Data records »
□ □ □

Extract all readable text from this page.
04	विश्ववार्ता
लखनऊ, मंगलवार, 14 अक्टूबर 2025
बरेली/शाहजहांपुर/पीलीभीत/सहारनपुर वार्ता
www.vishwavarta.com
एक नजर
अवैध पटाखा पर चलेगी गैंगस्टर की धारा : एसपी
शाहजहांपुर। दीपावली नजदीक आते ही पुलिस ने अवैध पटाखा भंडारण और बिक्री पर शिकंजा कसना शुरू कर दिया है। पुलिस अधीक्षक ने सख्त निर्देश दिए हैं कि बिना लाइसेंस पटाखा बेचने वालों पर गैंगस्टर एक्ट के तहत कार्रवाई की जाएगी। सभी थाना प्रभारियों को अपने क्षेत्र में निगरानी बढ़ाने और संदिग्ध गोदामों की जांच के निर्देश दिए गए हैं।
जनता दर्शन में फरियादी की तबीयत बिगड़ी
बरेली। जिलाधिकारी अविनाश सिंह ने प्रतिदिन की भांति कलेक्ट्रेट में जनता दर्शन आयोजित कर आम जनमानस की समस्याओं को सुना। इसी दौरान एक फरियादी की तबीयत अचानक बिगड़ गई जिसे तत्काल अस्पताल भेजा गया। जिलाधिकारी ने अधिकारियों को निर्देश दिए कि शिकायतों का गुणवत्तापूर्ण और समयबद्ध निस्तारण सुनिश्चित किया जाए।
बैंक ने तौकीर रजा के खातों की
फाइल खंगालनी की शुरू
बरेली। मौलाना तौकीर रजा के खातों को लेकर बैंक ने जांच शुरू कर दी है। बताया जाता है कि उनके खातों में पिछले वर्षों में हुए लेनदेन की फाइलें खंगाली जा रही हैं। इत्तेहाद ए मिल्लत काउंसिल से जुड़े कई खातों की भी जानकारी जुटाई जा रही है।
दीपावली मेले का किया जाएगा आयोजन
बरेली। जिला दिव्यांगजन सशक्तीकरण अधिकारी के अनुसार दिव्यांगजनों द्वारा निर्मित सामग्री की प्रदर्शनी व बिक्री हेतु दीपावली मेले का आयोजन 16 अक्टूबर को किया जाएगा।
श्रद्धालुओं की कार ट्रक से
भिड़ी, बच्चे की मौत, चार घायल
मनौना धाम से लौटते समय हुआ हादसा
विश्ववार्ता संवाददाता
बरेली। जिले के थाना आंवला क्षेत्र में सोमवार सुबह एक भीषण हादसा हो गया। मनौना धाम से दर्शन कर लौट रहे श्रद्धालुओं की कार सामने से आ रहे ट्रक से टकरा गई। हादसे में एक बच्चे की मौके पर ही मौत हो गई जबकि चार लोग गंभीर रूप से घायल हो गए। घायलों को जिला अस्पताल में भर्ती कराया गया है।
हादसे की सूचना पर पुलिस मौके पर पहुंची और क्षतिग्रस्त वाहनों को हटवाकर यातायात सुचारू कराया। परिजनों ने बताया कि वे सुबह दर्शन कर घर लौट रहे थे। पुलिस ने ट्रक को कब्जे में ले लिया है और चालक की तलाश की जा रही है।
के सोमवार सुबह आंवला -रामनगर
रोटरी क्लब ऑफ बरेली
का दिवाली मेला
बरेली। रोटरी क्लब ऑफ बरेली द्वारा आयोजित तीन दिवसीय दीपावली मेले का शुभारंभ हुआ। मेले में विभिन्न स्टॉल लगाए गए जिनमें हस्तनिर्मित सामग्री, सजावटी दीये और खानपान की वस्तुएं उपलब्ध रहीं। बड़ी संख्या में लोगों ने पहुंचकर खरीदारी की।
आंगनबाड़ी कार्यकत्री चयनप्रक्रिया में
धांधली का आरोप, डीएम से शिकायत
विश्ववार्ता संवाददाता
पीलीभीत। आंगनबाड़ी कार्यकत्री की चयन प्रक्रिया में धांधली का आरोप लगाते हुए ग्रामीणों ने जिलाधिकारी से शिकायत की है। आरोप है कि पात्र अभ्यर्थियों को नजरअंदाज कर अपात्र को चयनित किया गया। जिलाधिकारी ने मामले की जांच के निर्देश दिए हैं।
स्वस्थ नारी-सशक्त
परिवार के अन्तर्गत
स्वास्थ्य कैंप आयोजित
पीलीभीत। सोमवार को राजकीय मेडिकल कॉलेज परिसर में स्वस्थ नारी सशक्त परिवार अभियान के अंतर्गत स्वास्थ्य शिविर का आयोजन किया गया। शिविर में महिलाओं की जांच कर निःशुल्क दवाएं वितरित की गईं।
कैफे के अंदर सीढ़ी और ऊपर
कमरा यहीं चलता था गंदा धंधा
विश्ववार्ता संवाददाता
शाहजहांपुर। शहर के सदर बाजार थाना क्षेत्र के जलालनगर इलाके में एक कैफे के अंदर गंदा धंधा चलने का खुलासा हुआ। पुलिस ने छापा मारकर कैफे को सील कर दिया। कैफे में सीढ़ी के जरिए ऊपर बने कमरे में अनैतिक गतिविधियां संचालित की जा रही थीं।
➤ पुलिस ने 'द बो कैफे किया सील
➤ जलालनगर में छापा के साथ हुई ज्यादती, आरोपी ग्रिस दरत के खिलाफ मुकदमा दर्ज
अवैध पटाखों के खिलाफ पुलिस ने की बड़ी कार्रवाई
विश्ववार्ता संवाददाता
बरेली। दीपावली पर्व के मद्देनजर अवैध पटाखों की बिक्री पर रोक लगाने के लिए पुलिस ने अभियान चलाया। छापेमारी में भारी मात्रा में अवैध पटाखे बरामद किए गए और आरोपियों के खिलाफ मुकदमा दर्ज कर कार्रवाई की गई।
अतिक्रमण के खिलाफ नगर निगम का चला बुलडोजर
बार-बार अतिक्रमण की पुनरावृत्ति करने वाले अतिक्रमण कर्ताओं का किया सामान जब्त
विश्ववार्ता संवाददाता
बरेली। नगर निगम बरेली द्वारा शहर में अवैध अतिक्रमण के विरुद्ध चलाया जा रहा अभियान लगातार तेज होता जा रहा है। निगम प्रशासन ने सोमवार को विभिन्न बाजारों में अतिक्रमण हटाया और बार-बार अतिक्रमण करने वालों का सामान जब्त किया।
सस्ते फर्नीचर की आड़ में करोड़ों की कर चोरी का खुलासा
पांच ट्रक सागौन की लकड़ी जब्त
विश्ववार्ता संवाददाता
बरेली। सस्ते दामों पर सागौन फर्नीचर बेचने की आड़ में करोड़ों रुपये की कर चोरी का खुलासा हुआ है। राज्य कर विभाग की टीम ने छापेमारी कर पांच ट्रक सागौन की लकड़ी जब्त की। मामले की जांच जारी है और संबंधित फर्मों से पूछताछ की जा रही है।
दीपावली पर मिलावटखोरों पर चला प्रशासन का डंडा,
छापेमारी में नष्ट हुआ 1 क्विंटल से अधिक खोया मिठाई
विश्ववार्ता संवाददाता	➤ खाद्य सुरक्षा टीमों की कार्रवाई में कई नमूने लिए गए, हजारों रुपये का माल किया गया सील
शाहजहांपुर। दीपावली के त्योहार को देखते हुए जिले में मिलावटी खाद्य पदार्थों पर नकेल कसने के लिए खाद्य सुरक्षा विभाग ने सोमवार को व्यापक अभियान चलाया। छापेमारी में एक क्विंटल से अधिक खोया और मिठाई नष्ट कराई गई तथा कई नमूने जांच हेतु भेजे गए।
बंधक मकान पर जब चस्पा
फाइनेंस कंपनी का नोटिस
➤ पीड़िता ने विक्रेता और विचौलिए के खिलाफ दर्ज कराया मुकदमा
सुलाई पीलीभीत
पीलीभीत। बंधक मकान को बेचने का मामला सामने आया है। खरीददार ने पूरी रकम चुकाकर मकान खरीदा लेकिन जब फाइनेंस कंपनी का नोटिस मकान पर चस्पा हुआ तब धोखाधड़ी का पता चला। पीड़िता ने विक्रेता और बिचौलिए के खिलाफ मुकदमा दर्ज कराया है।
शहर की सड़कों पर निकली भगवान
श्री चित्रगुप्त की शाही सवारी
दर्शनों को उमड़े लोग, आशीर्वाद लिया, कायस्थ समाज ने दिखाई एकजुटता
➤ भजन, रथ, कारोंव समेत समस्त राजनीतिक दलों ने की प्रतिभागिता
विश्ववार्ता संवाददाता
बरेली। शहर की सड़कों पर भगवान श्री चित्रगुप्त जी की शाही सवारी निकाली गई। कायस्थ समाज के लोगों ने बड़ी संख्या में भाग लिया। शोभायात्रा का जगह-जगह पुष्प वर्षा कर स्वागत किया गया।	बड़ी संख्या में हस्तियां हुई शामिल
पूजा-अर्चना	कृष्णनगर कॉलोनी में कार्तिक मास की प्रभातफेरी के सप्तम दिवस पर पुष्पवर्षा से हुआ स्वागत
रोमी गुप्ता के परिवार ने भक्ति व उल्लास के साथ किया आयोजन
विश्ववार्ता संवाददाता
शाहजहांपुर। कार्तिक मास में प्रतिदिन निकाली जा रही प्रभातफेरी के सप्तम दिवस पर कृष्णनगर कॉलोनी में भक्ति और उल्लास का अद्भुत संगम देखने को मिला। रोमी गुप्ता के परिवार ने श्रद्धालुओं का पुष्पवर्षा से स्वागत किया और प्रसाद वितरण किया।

□ □ □

What you should do » Select every line in the records above that contains the word "लनगर".

The solution »
शाहजहांपुर। शहर के सदर बाजार थाना क्षेत्र के जलालनगर इलाके में एक कैफे के अंदर गंदा धंधा चलने का खुलासा हुआ। पुलिस ने छापा मारकर कैफे को सील कर दिया। कैफे में सीढ़ी के जरिए ऊपर बने कमरे में अनैतिक गतिविधियां संचालित की जा रही थीं।
➤ जलालनगर में छापा के साथ हुई ज्यादती, आरोपी ग्रिस दरत के खिलाफ मुकदमा दर्ज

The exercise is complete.